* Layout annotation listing
## begin

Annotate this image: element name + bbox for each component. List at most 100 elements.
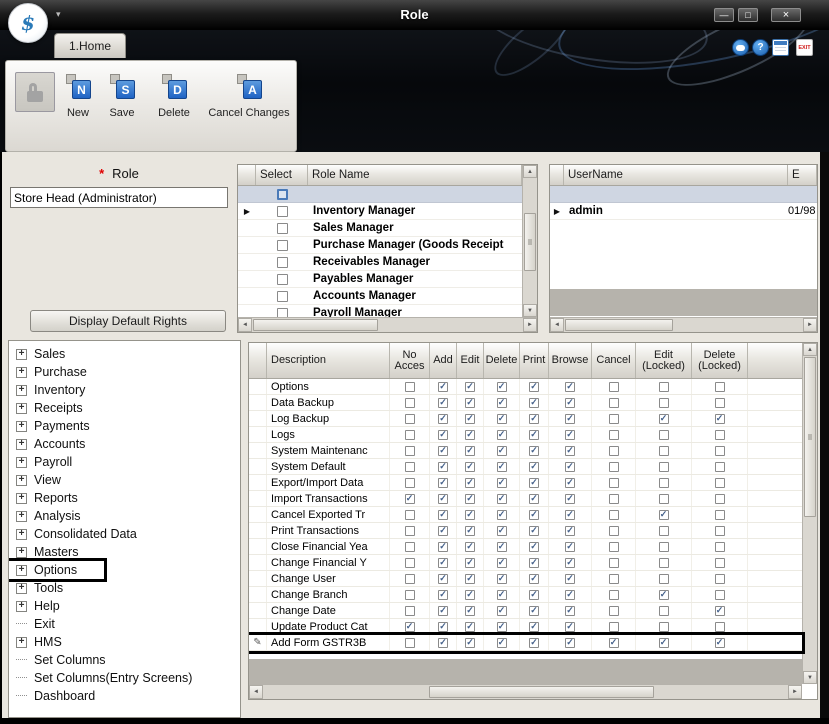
tree-item-help[interactable]: + Help (9, 597, 240, 615)
permission-checkbox[interactable]: ✓ (465, 525, 475, 536)
tree-item-purchase[interactable]: + Purchase (9, 363, 240, 381)
exit-icon[interactable]: EXIT (796, 39, 813, 56)
permission-checkbox[interactable] (608, 477, 619, 488)
permission-checkbox[interactable]: ✓ (438, 493, 448, 504)
permission-checkbox[interactable]: ✓ (465, 509, 475, 520)
add-column-header[interactable]: Add (430, 343, 457, 378)
role-name-column-header[interactable]: Role Name (308, 165, 522, 185)
rights-horizontal-scrollbar[interactable]: ◄ ► (249, 684, 802, 699)
permission-checkbox[interactable] (658, 557, 669, 568)
cancel-changes-button[interactable]: A Cancel Changes (204, 69, 294, 145)
tree-item-exit[interactable]: Exit (9, 615, 240, 633)
permission-checkbox[interactable] (714, 621, 725, 632)
permission-checkbox[interactable]: ✓ (529, 637, 539, 648)
permission-checkbox[interactable]: ✓ (565, 621, 575, 632)
delete-button[interactable]: D Delete (148, 69, 200, 145)
expand-icon[interactable]: + (16, 438, 27, 450)
permission-checkbox[interactable] (404, 541, 415, 552)
users-new-row[interactable] (550, 186, 817, 203)
permission-checkbox[interactable]: ✓ (465, 541, 475, 552)
tree-item-payroll[interactable]: + Payroll (9, 453, 240, 471)
permission-checkbox[interactable] (608, 621, 619, 632)
permission-checkbox[interactable] (404, 525, 415, 536)
tree-item-analysis[interactable]: + Analysis (9, 507, 240, 525)
roles-new-row[interactable] (238, 186, 522, 203)
permission-checkbox[interactable]: ✓ (465, 461, 475, 472)
permission-checkbox[interactable] (658, 541, 669, 552)
permission-checkbox[interactable] (404, 413, 415, 424)
permission-checkbox[interactable] (714, 541, 725, 552)
permission-checkbox[interactable]: ✓ (565, 541, 575, 552)
permission-checkbox[interactable]: ✓ (565, 461, 575, 472)
permission-checkbox[interactable] (608, 557, 619, 568)
permission-checkbox[interactable]: ✓ (496, 493, 507, 504)
permission-checkbox[interactable]: ✓ (438, 541, 448, 552)
permission-checkbox[interactable]: ✓ (529, 605, 539, 616)
permission-checkbox[interactable] (658, 605, 669, 616)
rights-row-data-backup[interactable]: Data Backup ✓ ✓ ✓ ✓ ✓ (249, 395, 802, 411)
permission-checkbox[interactable] (404, 381, 415, 392)
scroll-up-icon[interactable]: ▲ (803, 343, 817, 356)
permission-checkbox[interactable] (714, 429, 725, 440)
tree-item-reports[interactable]: + Reports (9, 489, 240, 507)
expand-icon[interactable]: + (16, 582, 27, 594)
permission-checkbox[interactable] (714, 509, 725, 520)
permission-checkbox[interactable]: ✓ (465, 621, 475, 632)
expand-icon[interactable]: + (16, 348, 27, 360)
rights-row-print-transactions[interactable]: Print Transactions ✓ ✓ ✓ ✓ ✓ (249, 523, 802, 539)
scroll-right-icon[interactable]: ► (803, 318, 817, 332)
lock-button[interactable] (15, 72, 55, 112)
permission-checkbox[interactable] (608, 493, 619, 504)
role-select-checkbox[interactable] (276, 290, 288, 302)
permission-checkbox[interactable]: ✓ (565, 445, 575, 456)
permission-checkbox[interactable] (658, 621, 669, 632)
browse-column-header[interactable]: Browse (549, 343, 592, 378)
permission-checkbox[interactable]: ✓ (496, 445, 507, 456)
scroll-right-icon[interactable]: ► (788, 685, 802, 699)
permission-checkbox[interactable] (404, 397, 415, 408)
expand-icon[interactable]: + (16, 420, 27, 432)
permission-checkbox[interactable]: ✓ (529, 397, 539, 408)
permission-checkbox[interactable]: ✓ (496, 637, 507, 648)
scroll-left-icon[interactable]: ◄ (249, 685, 263, 699)
username-column-header[interactable]: UserName (564, 165, 788, 185)
scroll-down-icon[interactable]: ▼ (803, 671, 817, 684)
expand-icon[interactable]: + (16, 546, 27, 558)
permission-checkbox[interactable] (608, 413, 619, 424)
rights-row-export-import-data[interactable]: Export/Import Data ✓ ✓ ✓ ✓ ✓ (249, 475, 802, 491)
permission-checkbox[interactable]: ✓ (438, 637, 448, 648)
permission-checkbox[interactable] (658, 429, 669, 440)
display-default-rights-button[interactable]: Display Default Rights (30, 310, 226, 332)
permission-checkbox[interactable]: ✓ (404, 621, 415, 632)
rights-row-change-financial-y[interactable]: Change Financial Y ✓ ✓ ✓ ✓ ✓ (249, 555, 802, 571)
permission-checkbox[interactable]: ✓ (714, 413, 725, 424)
permission-checkbox[interactable] (714, 397, 725, 408)
permission-checkbox[interactable]: ✓ (496, 573, 507, 584)
expand-icon[interactable]: + (16, 636, 27, 648)
permission-checkbox[interactable] (608, 381, 619, 392)
rights-row-logs[interactable]: Logs ✓ ✓ ✓ ✓ ✓ (249, 427, 802, 443)
permission-checkbox[interactable]: ✓ (658, 413, 669, 424)
rights-row-close-financial-yea[interactable]: Close Financial Yea ✓ ✓ ✓ ✓ ✓ (249, 539, 802, 555)
permission-checkbox[interactable]: ✓ (465, 637, 475, 648)
rights-row-change-date[interactable]: Change Date ✓ ✓ ✓ ✓ ✓ ✓ (249, 603, 802, 619)
role-row[interactable]: Receivables Manager (238, 254, 522, 271)
permission-checkbox[interactable] (608, 397, 619, 408)
rights-row-update-product-cat[interactable]: Update Product Cat ✓ ✓ ✓ ✓ ✓ ✓ (249, 619, 802, 635)
delete-locked-column-header[interactable]: Delete (Locked) (692, 343, 748, 378)
role-row[interactable]: Purchase Manager (Goods Receipt (238, 237, 522, 254)
expand-icon[interactable]: + (16, 456, 27, 468)
permission-checkbox[interactable]: ✓ (565, 589, 575, 600)
permission-checkbox[interactable] (658, 525, 669, 536)
permission-checkbox[interactable] (658, 381, 669, 392)
expand-icon[interactable]: + (16, 564, 27, 576)
tree-item-accounts[interactable]: + Accounts (9, 435, 240, 453)
permission-checkbox[interactable]: ✓ (529, 461, 539, 472)
permission-checkbox[interactable]: ✓ (565, 477, 575, 488)
permission-checkbox[interactable]: ✓ (496, 621, 507, 632)
permission-checkbox[interactable] (714, 493, 725, 504)
permission-checkbox[interactable]: ✓ (529, 589, 539, 600)
role-select-checkbox[interactable] (276, 239, 288, 251)
permission-checkbox[interactable]: ✓ (465, 605, 475, 616)
tree-item-dashboard[interactable]: Dashboard (9, 687, 240, 705)
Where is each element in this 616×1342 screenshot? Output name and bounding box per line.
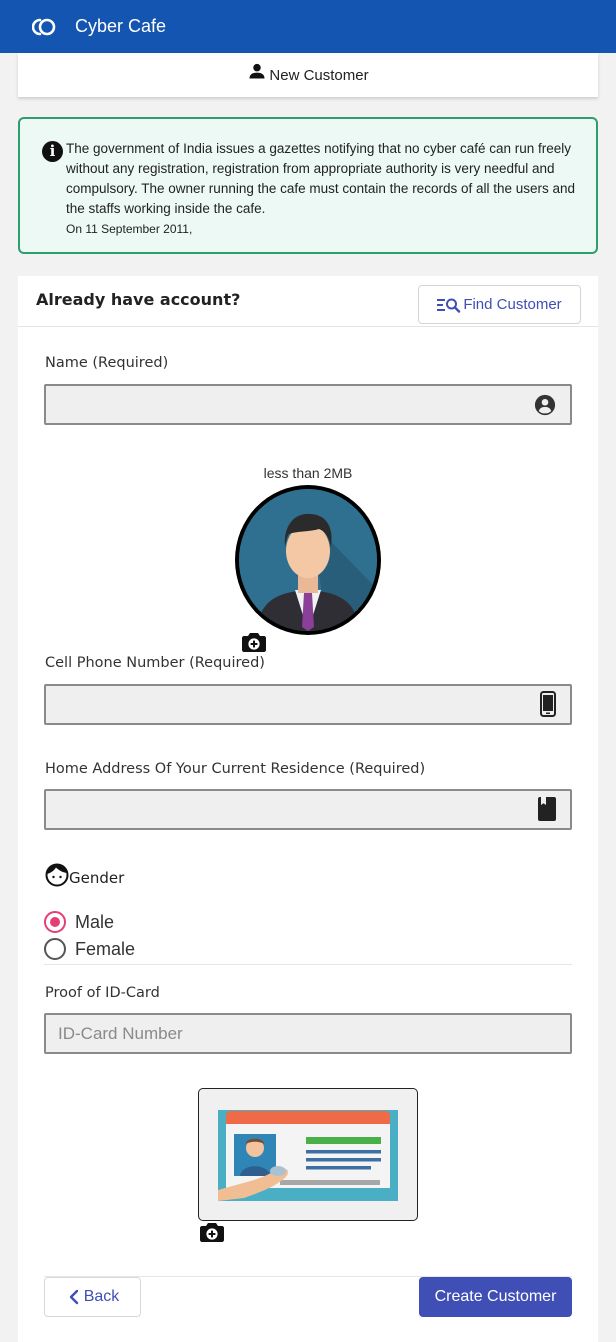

## end

Reproduce the whole listing above line for line without changing anything, and leave out the pictures.

* THE RESULT
Annotate this image: element name + bbox for each component. List at most 100 elements.
tree-item-help[interactable]: + Help (9, 597, 240, 615)
permission-checkbox[interactable]: ✓ (465, 525, 475, 536)
tree-item-purchase[interactable]: + Purchase (9, 363, 240, 381)
exit-icon[interactable]: EXIT (796, 39, 813, 56)
permission-checkbox[interactable] (608, 477, 619, 488)
permission-checkbox[interactable]: ✓ (438, 493, 448, 504)
permission-checkbox[interactable]: ✓ (465, 509, 475, 520)
add-column-header[interactable]: Add (430, 343, 457, 378)
role-name-column-header[interactable]: Role Name (308, 165, 522, 185)
rights-horizontal-scrollbar[interactable]: ◄ ► (249, 684, 802, 699)
permission-checkbox[interactable] (658, 557, 669, 568)
cancel-changes-button[interactable]: A Cancel Changes (204, 69, 294, 145)
tree-item-exit[interactable]: Exit (9, 615, 240, 633)
permission-checkbox[interactable] (714, 621, 725, 632)
permission-checkbox[interactable]: ✓ (529, 637, 539, 648)
permission-checkbox[interactable]: ✓ (565, 621, 575, 632)
delete-button[interactable]: D Delete (148, 69, 200, 145)
expand-icon[interactable]: + (16, 438, 27, 450)
permission-checkbox[interactable] (404, 541, 415, 552)
users-new-row[interactable] (550, 186, 817, 203)
permission-checkbox[interactable]: ✓ (465, 541, 475, 552)
tree-item-payroll[interactable]: + Payroll (9, 453, 240, 471)
permission-checkbox[interactable] (608, 621, 619, 632)
permission-checkbox[interactable] (404, 525, 415, 536)
tree-item-analysis[interactable]: + Analysis (9, 507, 240, 525)
roles-new-row[interactable] (238, 186, 522, 203)
permission-checkbox[interactable]: ✓ (465, 461, 475, 472)
permission-checkbox[interactable] (658, 541, 669, 552)
permission-checkbox[interactable] (404, 413, 415, 424)
permission-checkbox[interactable] (714, 541, 725, 552)
permission-checkbox[interactable]: ✓ (565, 541, 575, 552)
permission-checkbox[interactable]: ✓ (565, 461, 575, 472)
permission-checkbox[interactable] (608, 557, 619, 568)
permission-checkbox[interactable]: ✓ (496, 493, 507, 504)
permission-checkbox[interactable]: ✓ (438, 541, 448, 552)
permission-checkbox[interactable]: ✓ (529, 605, 539, 616)
permission-checkbox[interactable] (658, 605, 669, 616)
rights-row-data-backup[interactable]: Data Backup ✓ ✓ ✓ ✓ ✓ (249, 395, 802, 411)
permission-checkbox[interactable] (404, 381, 415, 392)
scroll-up-icon[interactable]: ▲ (803, 343, 817, 356)
permission-checkbox[interactable] (714, 429, 725, 440)
tree-item-reports[interactable]: + Reports (9, 489, 240, 507)
expand-icon[interactable]: + (16, 582, 27, 594)
permission-checkbox[interactable] (714, 509, 725, 520)
permission-checkbox[interactable]: ✓ (465, 621, 475, 632)
expand-icon[interactable]: + (16, 348, 27, 360)
rights-row-print-transactions[interactable]: Print Transactions ✓ ✓ ✓ ✓ ✓ (249, 523, 802, 539)
scroll-right-icon[interactable]: ► (803, 318, 817, 332)
lock-button[interactable] (15, 72, 55, 112)
permission-checkbox[interactable] (608, 493, 619, 504)
role-select-checkbox[interactable] (276, 290, 288, 302)
permission-checkbox[interactable]: ✓ (565, 445, 575, 456)
permission-checkbox[interactable] (658, 621, 669, 632)
browse-column-header[interactable]: Browse (549, 343, 592, 378)
permission-checkbox[interactable]: ✓ (496, 445, 507, 456)
scroll-right-icon[interactable]: ► (788, 685, 802, 699)
permission-checkbox[interactable] (404, 397, 415, 408)
expand-icon[interactable]: + (16, 420, 27, 432)
permission-checkbox[interactable]: ✓ (529, 397, 539, 408)
permission-checkbox[interactable]: ✓ (496, 637, 507, 648)
scroll-left-icon[interactable]: ◄ (249, 685, 263, 699)
username-column-header[interactable]: UserName (564, 165, 788, 185)
scroll-down-icon[interactable]: ▼ (803, 671, 817, 684)
expand-icon[interactable]: + (16, 546, 27, 558)
permission-checkbox[interactable] (608, 413, 619, 424)
rights-row-export-import-data[interactable]: Export/Import Data ✓ ✓ ✓ ✓ ✓ (249, 475, 802, 491)
permission-checkbox[interactable]: ✓ (438, 637, 448, 648)
permission-checkbox[interactable] (658, 429, 669, 440)
display-default-rights-button[interactable]: Display Default Rights (30, 310, 226, 332)
permission-checkbox[interactable]: ✓ (404, 621, 415, 632)
rights-row-change-financial-y[interactable]: Change Financial Y ✓ ✓ ✓ ✓ ✓ (249, 555, 802, 571)
permission-checkbox[interactable]: ✓ (714, 413, 725, 424)
permission-checkbox[interactable] (714, 397, 725, 408)
permission-checkbox[interactable]: ✓ (496, 573, 507, 584)
expand-icon[interactable]: + (16, 636, 27, 648)
permission-checkbox[interactable] (608, 381, 619, 392)
rights-row-logs[interactable]: Logs ✓ ✓ ✓ ✓ ✓ (249, 427, 802, 443)
permission-checkbox[interactable]: ✓ (658, 413, 669, 424)
rights-row-close-financial-yea[interactable]: Close Financial Yea ✓ ✓ ✓ ✓ ✓ (249, 539, 802, 555)
permission-checkbox[interactable]: ✓ (465, 637, 475, 648)
rights-row-change-date[interactable]: Change Date ✓ ✓ ✓ ✓ ✓ ✓ (249, 603, 802, 619)
role-row[interactable]: Receivables Manager (238, 254, 522, 271)
permission-checkbox[interactable] (608, 397, 619, 408)
rights-row-update-product-cat[interactable]: Update Product Cat ✓ ✓ ✓ ✓ ✓ ✓ (249, 619, 802, 635)
delete-locked-column-header[interactable]: Delete (Locked) (692, 343, 748, 378)
role-row[interactable]: Purchase Manager (Goods Receipt (238, 237, 522, 254)
expand-icon[interactable]: + (16, 456, 27, 468)
permission-checkbox[interactable]: ✓ (565, 589, 575, 600)
permission-checkbox[interactable] (658, 525, 669, 536)
permission-checkbox[interactable] (658, 381, 669, 392)
expand-icon[interactable]: + (16, 564, 27, 576)
tree-item-accounts[interactable]: + Accounts (9, 435, 240, 453)
permission-checkbox[interactable]: ✓ (529, 461, 539, 472)
permission-checkbox[interactable]: ✓ (565, 477, 575, 488)
permission-checkbox[interactable]: ✓ (496, 621, 507, 632)
permission-checkbox[interactable] (714, 493, 725, 504)
permission-checkbox[interactable]: ✓ (529, 589, 539, 600)
role-select-checkbox[interactable] (276, 239, 288, 251)
permission-checkbox[interactable]: ✓ (465, 605, 475, 616)
tree-item-dashboard[interactable]: Dashboard (9, 687, 240, 705)
Where is each element in this 616×1342 screenshot? Output name and bounding box per line.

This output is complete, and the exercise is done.